◆ **Written task**
Can you reproduce the data beneath, keeping every line exact?

◆ **Data for processing**
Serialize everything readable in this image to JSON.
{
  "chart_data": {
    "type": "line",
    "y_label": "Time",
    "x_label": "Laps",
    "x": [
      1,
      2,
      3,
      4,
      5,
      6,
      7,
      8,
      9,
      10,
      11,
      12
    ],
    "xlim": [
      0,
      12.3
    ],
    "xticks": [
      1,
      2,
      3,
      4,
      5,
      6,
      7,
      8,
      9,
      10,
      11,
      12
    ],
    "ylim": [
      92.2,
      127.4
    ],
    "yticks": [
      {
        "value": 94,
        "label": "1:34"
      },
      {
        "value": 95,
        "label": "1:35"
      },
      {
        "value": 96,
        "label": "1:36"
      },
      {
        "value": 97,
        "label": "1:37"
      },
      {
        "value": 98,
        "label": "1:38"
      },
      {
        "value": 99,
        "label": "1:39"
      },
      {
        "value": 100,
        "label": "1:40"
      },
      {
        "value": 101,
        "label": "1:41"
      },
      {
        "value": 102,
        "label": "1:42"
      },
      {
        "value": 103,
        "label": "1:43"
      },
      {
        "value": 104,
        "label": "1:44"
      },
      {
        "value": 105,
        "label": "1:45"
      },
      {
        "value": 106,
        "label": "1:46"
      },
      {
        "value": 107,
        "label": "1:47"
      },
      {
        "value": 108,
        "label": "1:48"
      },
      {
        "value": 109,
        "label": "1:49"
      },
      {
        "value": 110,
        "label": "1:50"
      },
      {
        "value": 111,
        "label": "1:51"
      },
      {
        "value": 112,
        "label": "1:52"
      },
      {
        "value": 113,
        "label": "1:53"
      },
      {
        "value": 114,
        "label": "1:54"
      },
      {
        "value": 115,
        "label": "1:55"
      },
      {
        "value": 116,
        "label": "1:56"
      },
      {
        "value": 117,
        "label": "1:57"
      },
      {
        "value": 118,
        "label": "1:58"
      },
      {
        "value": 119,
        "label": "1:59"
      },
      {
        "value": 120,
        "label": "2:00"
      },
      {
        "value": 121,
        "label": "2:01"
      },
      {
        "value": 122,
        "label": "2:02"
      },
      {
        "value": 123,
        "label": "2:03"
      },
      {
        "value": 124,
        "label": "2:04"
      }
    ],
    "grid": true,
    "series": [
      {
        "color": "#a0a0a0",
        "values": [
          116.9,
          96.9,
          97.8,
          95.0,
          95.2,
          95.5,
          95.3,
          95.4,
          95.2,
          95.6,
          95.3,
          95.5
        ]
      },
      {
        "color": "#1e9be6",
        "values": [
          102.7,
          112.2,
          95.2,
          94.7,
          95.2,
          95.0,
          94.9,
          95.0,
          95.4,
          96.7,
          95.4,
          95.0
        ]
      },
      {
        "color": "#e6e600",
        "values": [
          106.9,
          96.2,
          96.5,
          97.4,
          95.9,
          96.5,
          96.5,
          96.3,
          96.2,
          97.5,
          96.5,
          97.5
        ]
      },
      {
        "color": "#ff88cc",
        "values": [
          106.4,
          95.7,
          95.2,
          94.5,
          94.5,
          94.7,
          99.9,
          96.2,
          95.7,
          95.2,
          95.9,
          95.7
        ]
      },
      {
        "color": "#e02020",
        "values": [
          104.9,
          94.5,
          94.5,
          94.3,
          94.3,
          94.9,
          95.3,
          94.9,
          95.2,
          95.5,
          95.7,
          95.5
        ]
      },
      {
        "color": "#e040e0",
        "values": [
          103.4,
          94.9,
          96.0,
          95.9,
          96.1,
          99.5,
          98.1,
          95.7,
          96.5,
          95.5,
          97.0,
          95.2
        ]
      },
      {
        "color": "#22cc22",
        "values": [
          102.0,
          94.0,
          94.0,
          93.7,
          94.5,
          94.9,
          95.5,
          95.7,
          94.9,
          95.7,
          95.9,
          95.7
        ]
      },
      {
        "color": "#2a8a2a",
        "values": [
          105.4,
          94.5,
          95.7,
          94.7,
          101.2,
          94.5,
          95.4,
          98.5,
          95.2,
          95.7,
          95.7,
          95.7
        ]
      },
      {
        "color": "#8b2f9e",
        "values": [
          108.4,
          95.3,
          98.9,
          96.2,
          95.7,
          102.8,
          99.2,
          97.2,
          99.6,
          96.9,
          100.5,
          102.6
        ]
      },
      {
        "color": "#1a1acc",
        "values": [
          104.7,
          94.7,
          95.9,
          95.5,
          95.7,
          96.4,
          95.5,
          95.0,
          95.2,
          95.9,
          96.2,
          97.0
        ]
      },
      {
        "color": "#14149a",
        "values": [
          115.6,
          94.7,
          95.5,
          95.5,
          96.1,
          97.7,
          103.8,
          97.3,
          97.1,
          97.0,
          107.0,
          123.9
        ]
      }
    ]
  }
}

◆ **Output of the task**
Serialize everything readable in this image to JSON.
{
  "chart_data": {
    "type": "line",
    "y_label": "Time",
    "x_label": "Laps",
    "x": [
      1,
      2,
      3,
      4,
      5,
      6,
      7,
      8,
      9,
      10,
      11,
      12
    ],
    "xlim": [
      0,
      12.3
    ],
    "xticks": [
      1,
      2,
      3,
      4,
      5,
      6,
      7,
      8,
      9,
      10,
      11,
      12
    ],
    "ylim": [
      92.2,
      127.4
    ],
    "yticks": [
      {
        "value": 94,
        "label": "1:34"
      },
      {
        "value": 95,
        "label": "1:35"
      },
      {
        "value": 96,
        "label": "1:36"
      },
      {
        "value": 97,
        "label": "1:37"
      },
      {
        "value": 98,
        "label": "1:38"
      },
      {
        "value": 99,
        "label": "1:39"
      },
      {
        "value": 100,
        "label": "1:40"
      },
      {
        "value": 101,
        "label": "1:41"
      },
      {
        "value": 102,
        "label": "1:42"
      },
      {
        "value": 103,
        "label": "1:43"
      },
      {
        "value": 104,
        "label": "1:44"
      },
      {
        "value": 105,
        "label": "1:45"
      },
      {
        "value": 106,
        "label": "1:46"
      },
      {
        "value": 107,
        "label": "1:47"
      },
      {
        "value": 108,
        "label": "1:48"
      },
      {
        "value": 109,
        "label": "1:49"
      },
      {
        "value": 110,
        "label": "1:50"
      },
      {
        "value": 111,
        "label": "1:51"
      },
      {
        "value": 112,
        "label": "1:52"
      },
      {
        "value": 113,
        "label": "1:53"
      },
      {
        "value": 114,
        "label": "1:54"
      },
      {
        "value": 115,
        "label": "1:55"
      },
      {
        "value": 116,
        "label": "1:56"
      },
      {
        "value": 117,
        "label": "1:57"
      },
      {
        "value": 118,
        "label": "1:58"
      },
      {
        "value": 119,
        "label": "1:59"
      },
      {
        "value": 120,
        "label": "2:00"
      },
      {
        "value": 121,
        "label": "2:01"
      },
      {
        "value": 122,
        "label": "2:02"
      },
      {
        "value": 123,
        "label": "2:03"
      },
      {
        "value": 124,
        "label": "2:04"
      }
    ],
    "grid": true,
    "series": [
      {
        "color": "#a0a0a0",
        "values": [
          116.9,
          96.9,
          97.8,
          95.0,
          95.2,
          95.5,
          95.3,
          95.4,
          95.2,
          95.6,
          95.3,
          95.5
        ]
      },
      {
        "color": "#1e9be6",
        "values": [
          102.7,
          112.2,
          95.2,
          94.7,
          95.2,
          95.0,
          94.9,
          95.0,
          95.4,
          96.7,
          95.4,
          95.0
        ]
      },
      {
        "color": "#e6e600",
        "values": [
          106.9,
          96.2,
          96.5,
          97.4,
          95.9,
          96.5,
          96.5,
          96.3,
          96.2,
          97.5,
          96.5,
          97.5
        ]
      },
      {
        "color": "#ff88cc",
        "values": [
          106.4,
          95.7,
          95.2,
          94.5,
          94.5,
          94.7,
          99.9,
          96.2,
          95.7,
          95.2,
          95.9,
          95.7
        ]
      },
      {
        "color": "#e02020",
        "values": [
          104.9,
          94.5,
          94.5,
          94.3,
          94.3,
          94.9,
          95.3,
          94.9,
          95.2,
          95.5,
          95.7,
          95.5
        ]
      },
      {
        "color": "#e040e0",
        "values": [
          103.4,
          94.9,
          96.0,
          95.9,
          96.1,
          99.5,
          98.1,
          95.7,
          96.5,
          95.5,
          97.0,
          95.2
        ]
      },
      {
        "color": "#22cc22",
        "values": [
          102.0,
          94.0,
          94.0,
          93.7,
          94.5,
          94.9,
          95.5,
          95.7,
          94.9,
          95.7,
          95.9,
          95.7
        ]
      },
      {
        "color": "#2a8a2a",
        "values": [
          105.4,
          94.5,
          95.7,
          94.7,
          101.2,
          94.5,
          95.4,
          98.5,
          95.2,
          95.7,
          95.7,
          95.7
        ]
      },
      {
        "color": "#8b2f9e",
        "values": [
          108.4,
          95.3,
          98.9,
          96.2,
          95.7,
          102.8,
          99.2,
          97.2,
          99.6,
          96.9,
          100.5,
          102.6
        ]
      },
      {
        "color": "#1a1acc",
        "values": [
          104.7,
          94.7,
          95.9,
          95.5,
          95.7,
          96.4,
          95.5,
          95.0,
          95.2,
          95.9,
          96.2,
          97.0
        ]
      },
      {
        "color": "#14149a",
        "values": [
          115.6,
          94.7,
          95.5,
          95.5,
          96.1,
          97.7,
          103.8,
          97.3,
          97.1,
          97.0,
          107.0,
          123.9
        ]
      }
    ]
  }
}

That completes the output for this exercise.